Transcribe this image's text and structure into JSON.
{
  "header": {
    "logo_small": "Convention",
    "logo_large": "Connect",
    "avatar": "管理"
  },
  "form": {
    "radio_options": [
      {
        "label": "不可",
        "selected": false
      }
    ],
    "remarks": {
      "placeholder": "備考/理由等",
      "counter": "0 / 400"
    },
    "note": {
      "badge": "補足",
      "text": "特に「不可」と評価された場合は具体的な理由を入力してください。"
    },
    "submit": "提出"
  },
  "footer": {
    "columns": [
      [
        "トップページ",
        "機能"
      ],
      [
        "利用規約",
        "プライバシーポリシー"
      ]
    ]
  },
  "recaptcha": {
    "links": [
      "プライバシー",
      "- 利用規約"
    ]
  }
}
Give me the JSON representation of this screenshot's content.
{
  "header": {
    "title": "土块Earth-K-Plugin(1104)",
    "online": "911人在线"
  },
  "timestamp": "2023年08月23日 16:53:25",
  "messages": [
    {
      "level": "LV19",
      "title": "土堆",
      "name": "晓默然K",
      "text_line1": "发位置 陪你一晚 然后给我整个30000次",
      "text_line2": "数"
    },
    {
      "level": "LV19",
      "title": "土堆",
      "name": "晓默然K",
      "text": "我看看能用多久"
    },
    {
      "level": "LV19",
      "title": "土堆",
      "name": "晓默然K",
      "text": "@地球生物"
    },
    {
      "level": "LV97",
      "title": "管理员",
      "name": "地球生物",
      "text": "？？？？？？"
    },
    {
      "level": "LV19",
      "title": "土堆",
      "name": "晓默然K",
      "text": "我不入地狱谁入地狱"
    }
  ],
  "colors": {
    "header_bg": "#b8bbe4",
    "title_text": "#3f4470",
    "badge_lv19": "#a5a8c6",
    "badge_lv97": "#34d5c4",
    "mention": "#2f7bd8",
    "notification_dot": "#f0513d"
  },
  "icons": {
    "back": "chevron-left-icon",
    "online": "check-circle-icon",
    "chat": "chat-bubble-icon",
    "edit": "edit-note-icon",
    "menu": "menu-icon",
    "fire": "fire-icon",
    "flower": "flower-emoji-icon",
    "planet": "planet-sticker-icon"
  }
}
-*-
__What the exercise asks__
Give again, word for word, every line from the one holding "Give me the" to the end of the data.

__Exercise result__
Give me the JSON representation of this screenshot's content.
{
  "header": {
    "title": "土块Earth-K-Plugin(1104)",
    "online": "911人在线"
  },
  "timestamp": "2023年08月23日 16:53:25",
  "messages": [
    {
      "level": "LV19",
      "title": "土堆",
      "name": "晓默然K",
      "text_line1": "发位置 陪你一晚 然后给我整个30000次",
      "text_line2": "数"
    },
    {
      "level": "LV19",
      "title": "土堆",
      "name": "晓默然K",
      "text": "我看看能用多久"
    },
    {
      "level": "LV19",
      "title": "土堆",
      "name": "晓默然K",
      "text": "@地球生物"
    },
    {
      "level": "LV97",
      "title": "管理员",
      "name": "地球生物",
      "text": "？？？？？？"
    },
    {
      "level": "LV19",
      "title": "土堆",
      "name": "晓默然K",
      "text": "我不入地狱谁入地狱"
    }
  ],
  "colors": {
    "header_bg": "#b8bbe4",
    "title_text": "#3f4470",
    "badge_lv19": "#a5a8c6",
    "badge_lv97": "#34d5c4",
    "mention": "#2f7bd8",
    "notification_dot": "#f0513d"
  },
  "icons": {
    "back": "chevron-left-icon",
    "online": "check-circle-icon",
    "chat": "chat-bubble-icon",
    "edit": "edit-note-icon",
    "menu": "menu-icon",
    "fire": "fire-icon",
    "flower": "flower-emoji-icon",
    "planet": "planet-sticker-icon"
  }
}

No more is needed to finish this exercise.